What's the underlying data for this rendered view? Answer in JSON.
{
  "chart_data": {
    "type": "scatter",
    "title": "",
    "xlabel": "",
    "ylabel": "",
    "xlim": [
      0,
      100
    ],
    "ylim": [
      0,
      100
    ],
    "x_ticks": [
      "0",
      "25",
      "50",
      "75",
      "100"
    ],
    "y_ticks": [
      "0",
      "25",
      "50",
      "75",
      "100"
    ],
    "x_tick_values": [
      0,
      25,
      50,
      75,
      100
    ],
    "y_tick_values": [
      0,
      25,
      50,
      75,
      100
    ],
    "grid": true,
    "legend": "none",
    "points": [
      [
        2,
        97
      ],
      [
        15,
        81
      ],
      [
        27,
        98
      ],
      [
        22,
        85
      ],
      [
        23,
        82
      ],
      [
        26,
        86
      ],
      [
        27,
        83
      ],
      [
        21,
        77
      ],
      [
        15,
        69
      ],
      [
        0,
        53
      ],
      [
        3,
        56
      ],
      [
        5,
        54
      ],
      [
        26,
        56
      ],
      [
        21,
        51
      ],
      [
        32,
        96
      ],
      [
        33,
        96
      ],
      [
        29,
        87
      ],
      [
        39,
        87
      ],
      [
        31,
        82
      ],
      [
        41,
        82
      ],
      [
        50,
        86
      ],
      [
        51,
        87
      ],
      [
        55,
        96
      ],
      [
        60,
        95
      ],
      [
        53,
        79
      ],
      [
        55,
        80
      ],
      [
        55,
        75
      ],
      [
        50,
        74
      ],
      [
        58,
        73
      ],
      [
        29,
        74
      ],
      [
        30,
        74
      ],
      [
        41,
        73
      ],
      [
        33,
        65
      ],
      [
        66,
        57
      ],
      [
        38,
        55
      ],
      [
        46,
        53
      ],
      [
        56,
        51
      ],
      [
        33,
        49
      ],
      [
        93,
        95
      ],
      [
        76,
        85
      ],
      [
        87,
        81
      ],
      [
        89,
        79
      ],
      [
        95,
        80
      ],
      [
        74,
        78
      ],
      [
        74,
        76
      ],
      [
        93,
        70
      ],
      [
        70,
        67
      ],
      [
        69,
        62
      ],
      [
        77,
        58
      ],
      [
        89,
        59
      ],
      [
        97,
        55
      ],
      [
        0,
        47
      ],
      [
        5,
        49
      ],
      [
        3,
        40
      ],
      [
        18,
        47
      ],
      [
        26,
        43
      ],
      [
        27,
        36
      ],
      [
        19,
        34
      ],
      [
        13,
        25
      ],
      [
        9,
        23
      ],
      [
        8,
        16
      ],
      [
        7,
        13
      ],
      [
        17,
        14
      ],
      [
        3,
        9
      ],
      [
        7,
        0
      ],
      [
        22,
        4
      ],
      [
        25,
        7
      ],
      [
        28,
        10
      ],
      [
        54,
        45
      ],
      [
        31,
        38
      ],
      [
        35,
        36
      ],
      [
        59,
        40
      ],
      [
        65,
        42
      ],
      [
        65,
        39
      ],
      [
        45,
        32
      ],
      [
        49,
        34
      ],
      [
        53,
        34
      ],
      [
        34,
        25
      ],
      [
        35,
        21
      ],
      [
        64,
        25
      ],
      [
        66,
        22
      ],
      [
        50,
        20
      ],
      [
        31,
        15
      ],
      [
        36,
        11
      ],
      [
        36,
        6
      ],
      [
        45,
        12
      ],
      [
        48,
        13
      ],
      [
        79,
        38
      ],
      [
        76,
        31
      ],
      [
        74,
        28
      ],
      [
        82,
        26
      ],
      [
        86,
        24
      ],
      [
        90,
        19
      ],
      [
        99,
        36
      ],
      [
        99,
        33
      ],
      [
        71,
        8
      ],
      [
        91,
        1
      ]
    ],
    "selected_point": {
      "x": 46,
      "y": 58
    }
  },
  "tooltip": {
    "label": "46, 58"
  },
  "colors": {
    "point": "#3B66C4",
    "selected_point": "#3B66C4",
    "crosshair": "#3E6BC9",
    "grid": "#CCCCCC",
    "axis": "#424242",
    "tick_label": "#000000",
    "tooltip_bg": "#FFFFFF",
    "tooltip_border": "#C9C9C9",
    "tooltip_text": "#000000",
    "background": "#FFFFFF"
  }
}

════════════════════

AIM – Your task is to return the full listing exactly as it was given.

SOLUTION TO THE PROBLEM –
What's the underlying data for this rendered view? Answer in JSON.
{
  "chart_data": {
    "type": "scatter",
    "title": "",
    "xlabel": "",
    "ylabel": "",
    "xlim": [
      0,
      100
    ],
    "ylim": [
      0,
      100
    ],
    "x_ticks": [
      "0",
      "25",
      "50",
      "75",
      "100"
    ],
    "y_ticks": [
      "0",
      "25",
      "50",
      "75",
      "100"
    ],
    "x_tick_values": [
      0,
      25,
      50,
      75,
      100
    ],
    "y_tick_values": [
      0,
      25,
      50,
      75,
      100
    ],
    "grid": true,
    "legend": "none",
    "points": [
      [
        2,
        97
      ],
      [
        15,
        81
      ],
      [
        27,
        98
      ],
      [
        22,
        85
      ],
      [
        23,
        82
      ],
      [
        26,
        86
      ],
      [
        27,
        83
      ],
      [
        21,
        77
      ],
      [
        15,
        69
      ],
      [
        0,
        53
      ],
      [
        3,
        56
      ],
      [
        5,
        54
      ],
      [
        26,
        56
      ],
      [
        21,
        51
      ],
      [
        32,
        96
      ],
      [
        33,
        96
      ],
      [
        29,
        87
      ],
      [
        39,
        87
      ],
      [
        31,
        82
      ],
      [
        41,
        82
      ],
      [
        50,
        86
      ],
      [
        51,
        87
      ],
      [
        55,
        96
      ],
      [
        60,
        95
      ],
      [
        53,
        79
      ],
      [
        55,
        80
      ],
      [
        55,
        75
      ],
      [
        50,
        74
      ],
      [
        58,
        73
      ],
      [
        29,
        74
      ],
      [
        30,
        74
      ],
      [
        41,
        73
      ],
      [
        33,
        65
      ],
      [
        66,
        57
      ],
      [
        38,
        55
      ],
      [
        46,
        53
      ],
      [
        56,
        51
      ],
      [
        33,
        49
      ],
      [
        93,
        95
      ],
      [
        76,
        85
      ],
      [
        87,
        81
      ],
      [
        89,
        79
      ],
      [
        95,
        80
      ],
      [
        74,
        78
      ],
      [
        74,
        76
      ],
      [
        93,
        70
      ],
      [
        70,
        67
      ],
      [
        69,
        62
      ],
      [
        77,
        58
      ],
      [
        89,
        59
      ],
      [
        97,
        55
      ],
      [
        0,
        47
      ],
      [
        5,
        49
      ],
      [
        3,
        40
      ],
      [
        18,
        47
      ],
      [
        26,
        43
      ],
      [
        27,
        36
      ],
      [
        19,
        34
      ],
      [
        13,
        25
      ],
      [
        9,
        23
      ],
      [
        8,
        16
      ],
      [
        7,
        13
      ],
      [
        17,
        14
      ],
      [
        3,
        9
      ],
      [
        7,
        0
      ],
      [
        22,
        4
      ],
      [
        25,
        7
      ],
      [
        28,
        10
      ],
      [
        54,
        45
      ],
      [
        31,
        38
      ],
      [
        35,
        36
      ],
      [
        59,
        40
      ],
      [
        65,
        42
      ],
      [
        65,
        39
      ],
      [
        45,
        32
      ],
      [
        49,
        34
      ],
      [
        53,
        34
      ],
      [
        34,
        25
      ],
      [
        35,
        21
      ],
      [
        64,
        25
      ],
      [
        66,
        22
      ],
      [
        50,
        20
      ],
      [
        31,
        15
      ],
      [
        36,
        11
      ],
      [
        36,
        6
      ],
      [
        45,
        12
      ],
      [
        48,
        13
      ],
      [
        79,
        38
      ],
      [
        76,
        31
      ],
      [
        74,
        28
      ],
      [
        82,
        26
      ],
      [
        86,
        24
      ],
      [
        90,
        19
      ],
      [
        99,
        36
      ],
      [
        99,
        33
      ],
      [
        71,
        8
      ],
      [
        91,
        1
      ]
    ],
    "selected_point": {
      "x": 46,
      "y": 58
    }
  },
  "tooltip": {
    "label": "46, 58"
  },
  "colors": {
    "point": "#3B66C4",
    "selected_point": "#3B66C4",
    "crosshair": "#3E6BC9",
    "grid": "#CCCCCC",
    "axis": "#424242",
    "tick_label": "#000000",
    "tooltip_bg": "#FFFFFF",
    "tooltip_border": "#C9C9C9",
    "tooltip_text": "#000000",
    "background": "#FFFFFF"
  }
}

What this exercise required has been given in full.